AIM OF THE TASK: Keep the pictures out of the copy and print all the entries below exactly.

Data excerpts
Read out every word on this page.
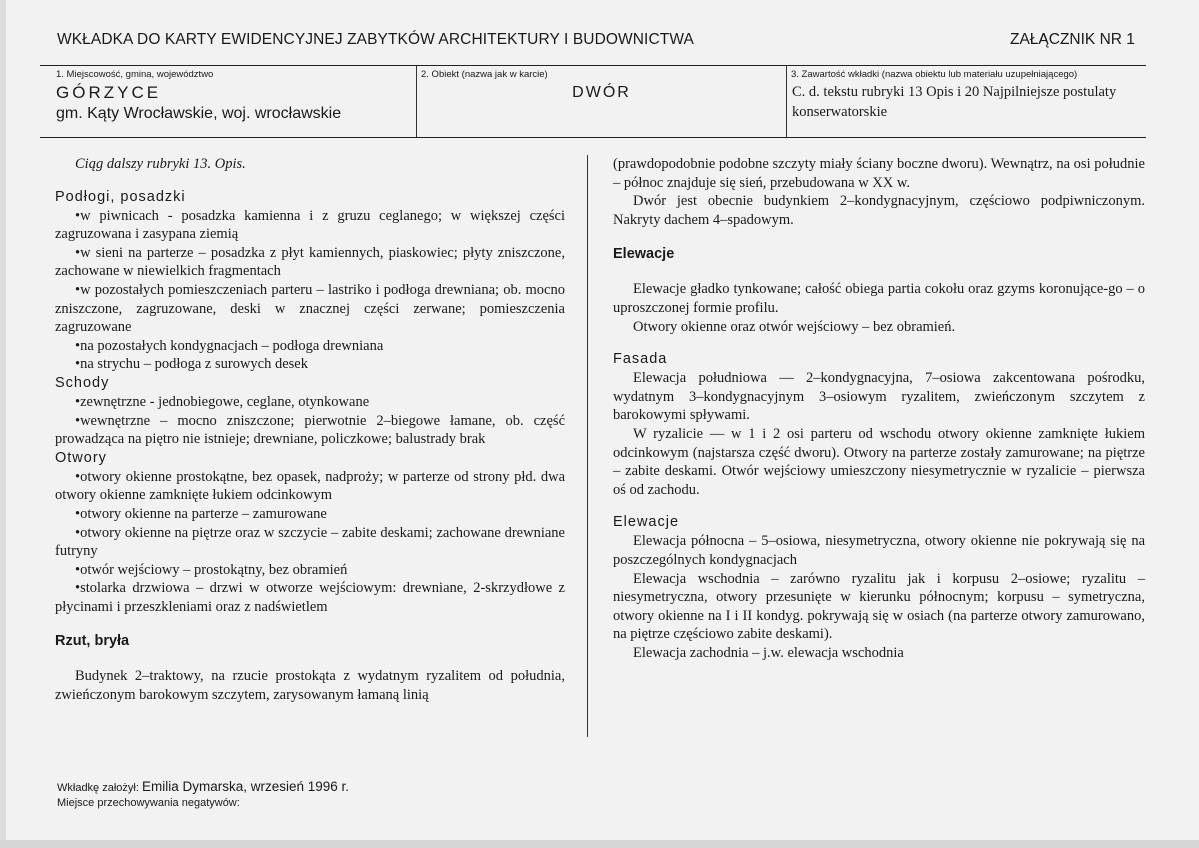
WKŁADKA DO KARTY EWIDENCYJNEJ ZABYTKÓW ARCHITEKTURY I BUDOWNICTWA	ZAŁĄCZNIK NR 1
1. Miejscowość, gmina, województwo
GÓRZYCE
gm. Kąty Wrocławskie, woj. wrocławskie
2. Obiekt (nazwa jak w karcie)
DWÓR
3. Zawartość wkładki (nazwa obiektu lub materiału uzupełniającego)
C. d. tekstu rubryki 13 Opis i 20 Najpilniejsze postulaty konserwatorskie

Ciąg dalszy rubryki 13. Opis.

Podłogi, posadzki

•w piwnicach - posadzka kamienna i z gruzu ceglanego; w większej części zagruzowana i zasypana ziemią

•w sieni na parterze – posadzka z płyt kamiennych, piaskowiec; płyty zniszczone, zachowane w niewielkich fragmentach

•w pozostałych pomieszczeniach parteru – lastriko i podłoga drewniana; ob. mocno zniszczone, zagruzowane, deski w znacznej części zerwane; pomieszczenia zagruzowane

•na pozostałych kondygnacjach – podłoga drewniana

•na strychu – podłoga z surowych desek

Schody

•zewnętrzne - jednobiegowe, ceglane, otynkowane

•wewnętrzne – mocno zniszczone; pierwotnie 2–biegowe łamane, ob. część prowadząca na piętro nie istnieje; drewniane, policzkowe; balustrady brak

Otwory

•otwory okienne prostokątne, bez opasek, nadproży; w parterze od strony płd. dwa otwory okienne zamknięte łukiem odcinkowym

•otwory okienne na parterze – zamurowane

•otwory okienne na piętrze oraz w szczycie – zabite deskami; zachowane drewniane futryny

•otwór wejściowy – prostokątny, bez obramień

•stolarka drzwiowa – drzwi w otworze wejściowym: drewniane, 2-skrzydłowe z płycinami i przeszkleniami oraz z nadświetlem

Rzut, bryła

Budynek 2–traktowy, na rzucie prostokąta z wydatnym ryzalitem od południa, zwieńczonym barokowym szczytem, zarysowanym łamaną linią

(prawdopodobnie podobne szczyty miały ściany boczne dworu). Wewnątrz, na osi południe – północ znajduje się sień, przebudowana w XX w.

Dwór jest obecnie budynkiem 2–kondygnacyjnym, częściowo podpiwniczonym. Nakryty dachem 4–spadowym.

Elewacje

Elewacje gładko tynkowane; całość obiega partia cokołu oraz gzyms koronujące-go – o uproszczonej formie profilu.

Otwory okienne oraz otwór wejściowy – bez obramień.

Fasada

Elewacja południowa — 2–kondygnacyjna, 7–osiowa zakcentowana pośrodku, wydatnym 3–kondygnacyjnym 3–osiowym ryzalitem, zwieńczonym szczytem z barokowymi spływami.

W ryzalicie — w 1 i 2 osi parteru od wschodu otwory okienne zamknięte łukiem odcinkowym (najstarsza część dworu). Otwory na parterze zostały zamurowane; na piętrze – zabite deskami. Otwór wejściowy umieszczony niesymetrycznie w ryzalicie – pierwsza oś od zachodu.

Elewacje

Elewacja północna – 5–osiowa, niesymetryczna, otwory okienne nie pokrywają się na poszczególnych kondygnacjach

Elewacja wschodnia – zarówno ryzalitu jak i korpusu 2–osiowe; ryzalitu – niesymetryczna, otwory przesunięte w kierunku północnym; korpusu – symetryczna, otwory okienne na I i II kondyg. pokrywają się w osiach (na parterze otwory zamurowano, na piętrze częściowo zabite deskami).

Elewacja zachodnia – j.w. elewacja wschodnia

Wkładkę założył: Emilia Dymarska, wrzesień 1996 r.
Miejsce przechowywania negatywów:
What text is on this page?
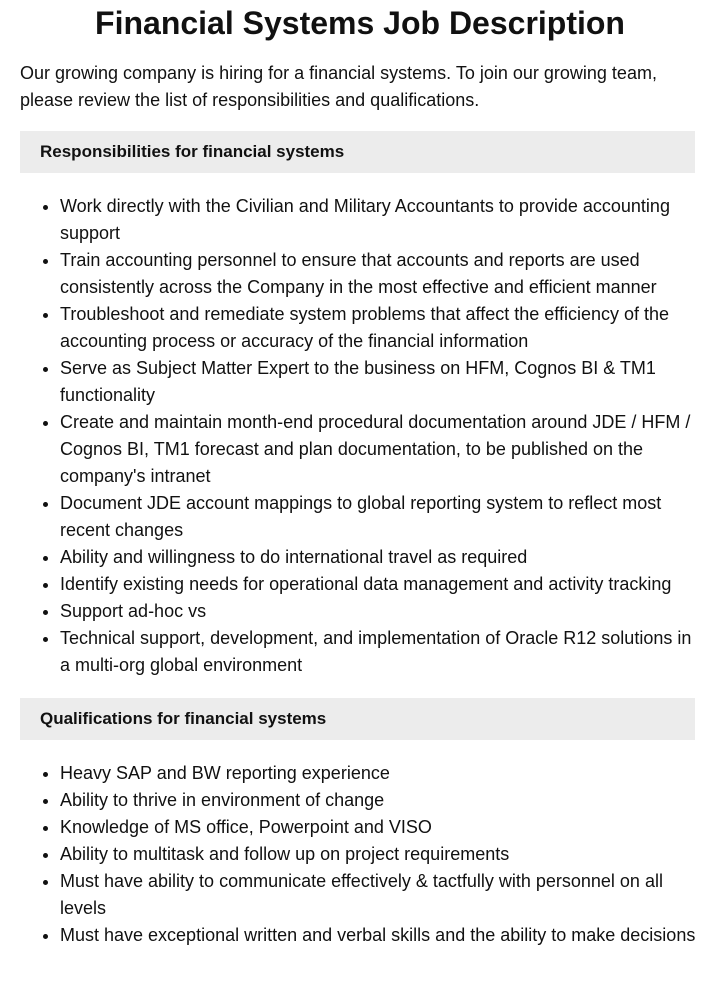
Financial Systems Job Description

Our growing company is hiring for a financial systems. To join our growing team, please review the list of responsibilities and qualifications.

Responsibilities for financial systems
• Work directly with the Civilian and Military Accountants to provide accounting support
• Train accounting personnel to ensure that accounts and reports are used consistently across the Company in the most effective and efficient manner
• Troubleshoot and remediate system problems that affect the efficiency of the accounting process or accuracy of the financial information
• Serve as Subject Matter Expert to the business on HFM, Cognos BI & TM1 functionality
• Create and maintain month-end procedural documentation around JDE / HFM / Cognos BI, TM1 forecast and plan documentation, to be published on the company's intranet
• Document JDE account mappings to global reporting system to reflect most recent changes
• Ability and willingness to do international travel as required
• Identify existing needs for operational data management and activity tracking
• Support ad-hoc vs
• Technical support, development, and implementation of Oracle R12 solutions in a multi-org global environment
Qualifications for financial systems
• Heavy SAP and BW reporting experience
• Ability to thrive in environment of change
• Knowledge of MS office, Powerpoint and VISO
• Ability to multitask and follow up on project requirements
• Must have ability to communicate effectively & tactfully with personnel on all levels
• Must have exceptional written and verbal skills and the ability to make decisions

FINISHED TASK:
Read out every word on this page.
WKŁADKA DO KARTY EWIDENCYJNEJ ZABYTKÓW ARCHITEKTURY I BUDOWNICTWA	ZAŁĄCZNIK NR 1
1. Miejscowość, gmina, województwo
GÓRZYCE
gm. Kąty Wrocławskie, woj. wrocławskie
2. Obiekt (nazwa jak w karcie)
DWÓR
3. Zawartość wkładki (nazwa obiektu lub materiału uzupełniającego)
C. d. tekstu rubryki 13 Opis i 20 Najpilniejsze postulaty konserwatorskie

Ciąg dalszy rubryki 13. Opis.

Podłogi, posadzki

•w piwnicach - posadzka kamienna i z gruzu ceglanego; w większej części zagruzowana i zasypana ziemią

•w sieni na parterze – posadzka z płyt kamiennych, piaskowiec; płyty zniszczone, zachowane w niewielkich fragmentach

•w pozostałych pomieszczeniach parteru – lastriko i podłoga drewniana; ob. mocno zniszczone, zagruzowane, deski w znacznej części zerwane; pomieszczenia zagruzowane

•na pozostałych kondygnacjach – podłoga drewniana

•na strychu – podłoga z surowych desek

Schody

•zewnętrzne - jednobiegowe, ceglane, otynkowane

•wewnętrzne – mocno zniszczone; pierwotnie 2–biegowe łamane, ob. część prowadząca na piętro nie istnieje; drewniane, policzkowe; balustrady brak

Otwory

•otwory okienne prostokątne, bez opasek, nadproży; w parterze od strony płd. dwa otwory okienne zamknięte łukiem odcinkowym

•otwory okienne na parterze – zamurowane

•otwory okienne na piętrze oraz w szczycie – zabite deskami; zachowane drewniane futryny

•otwór wejściowy – prostokątny, bez obramień

•stolarka drzwiowa – drzwi w otworze wejściowym: drewniane, 2-skrzydłowe z płycinami i przeszkleniami oraz z nadświetlem

Rzut, bryła

Budynek 2–traktowy, na rzucie prostokąta z wydatnym ryzalitem od południa, zwieńczonym barokowym szczytem, zarysowanym łamaną linią

(prawdopodobnie podobne szczyty miały ściany boczne dworu). Wewnątrz, na osi południe – północ znajduje się sień, przebudowana w XX w.

Dwór jest obecnie budynkiem 2–kondygnacyjnym, częściowo podpiwniczonym. Nakryty dachem 4–spadowym.

Elewacje

Elewacje gładko tynkowane; całość obiega partia cokołu oraz gzyms koronujące-go – o uproszczonej formie profilu.

Otwory okienne oraz otwór wejściowy – bez obramień.

Fasada

Elewacja południowa — 2–kondygnacyjna, 7–osiowa zakcentowana pośrodku, wydatnym 3–kondygnacyjnym 3–osiowym ryzalitem, zwieńczonym szczytem z barokowymi spływami.

W ryzalicie — w 1 i 2 osi parteru od wschodu otwory okienne zamknięte łukiem odcinkowym (najstarsza część dworu). Otwory na parterze zostały zamurowane; na piętrze – zabite deskami. Otwór wejściowy umieszczony niesymetrycznie w ryzalicie – pierwsza oś od zachodu.

Elewacje

Elewacja północna – 5–osiowa, niesymetryczna, otwory okienne nie pokrywają się na poszczególnych kondygnacjach

Elewacja wschodnia – zarówno ryzalitu jak i korpusu 2–osiowe; ryzalitu – niesymetryczna, otwory przesunięte w kierunku północnym; korpusu – symetryczna, otwory okienne na I i II kondyg. pokrywają się w osiach (na parterze otwory zamurowano, na piętrze częściowo zabite deskami).

Elewacja zachodnia – j.w. elewacja wschodnia

Wkładkę założył: Emilia Dymarska, wrzesień 1996 r.
Miejsce przechowywania negatywów:
What text is on this page?
Financial Systems Job Description

Our growing company is hiring for a financial systems. To join our growing team, please review the list of responsibilities and qualifications.

Responsibilities for financial systems
• Work directly with the Civilian and Military Accountants to provide accounting support
• Train accounting personnel to ensure that accounts and reports are used consistently across the Company in the most effective and efficient manner
• Troubleshoot and remediate system problems that affect the efficiency of the accounting process or accuracy of the financial information
• Serve as Subject Matter Expert to the business on HFM, Cognos BI & TM1 functionality
• Create and maintain month-end procedural documentation around JDE / HFM / Cognos BI, TM1 forecast and plan documentation, to be published on the company's intranet
• Document JDE account mappings to global reporting system to reflect most recent changes
• Ability and willingness to do international travel as required
• Identify existing needs for operational data management and activity tracking
• Support ad-hoc vs
• Technical support, development, and implementation of Oracle R12 solutions in a multi-org global environment
Qualifications for financial systems
• Heavy SAP and BW reporting experience
• Ability to thrive in environment of change
• Knowledge of MS office, Powerpoint and VISO
• Ability to multitask and follow up on project requirements
• Must have ability to communicate effectively & tactfully with personnel on all levels
• Must have exceptional written and verbal skills and the ability to make decisions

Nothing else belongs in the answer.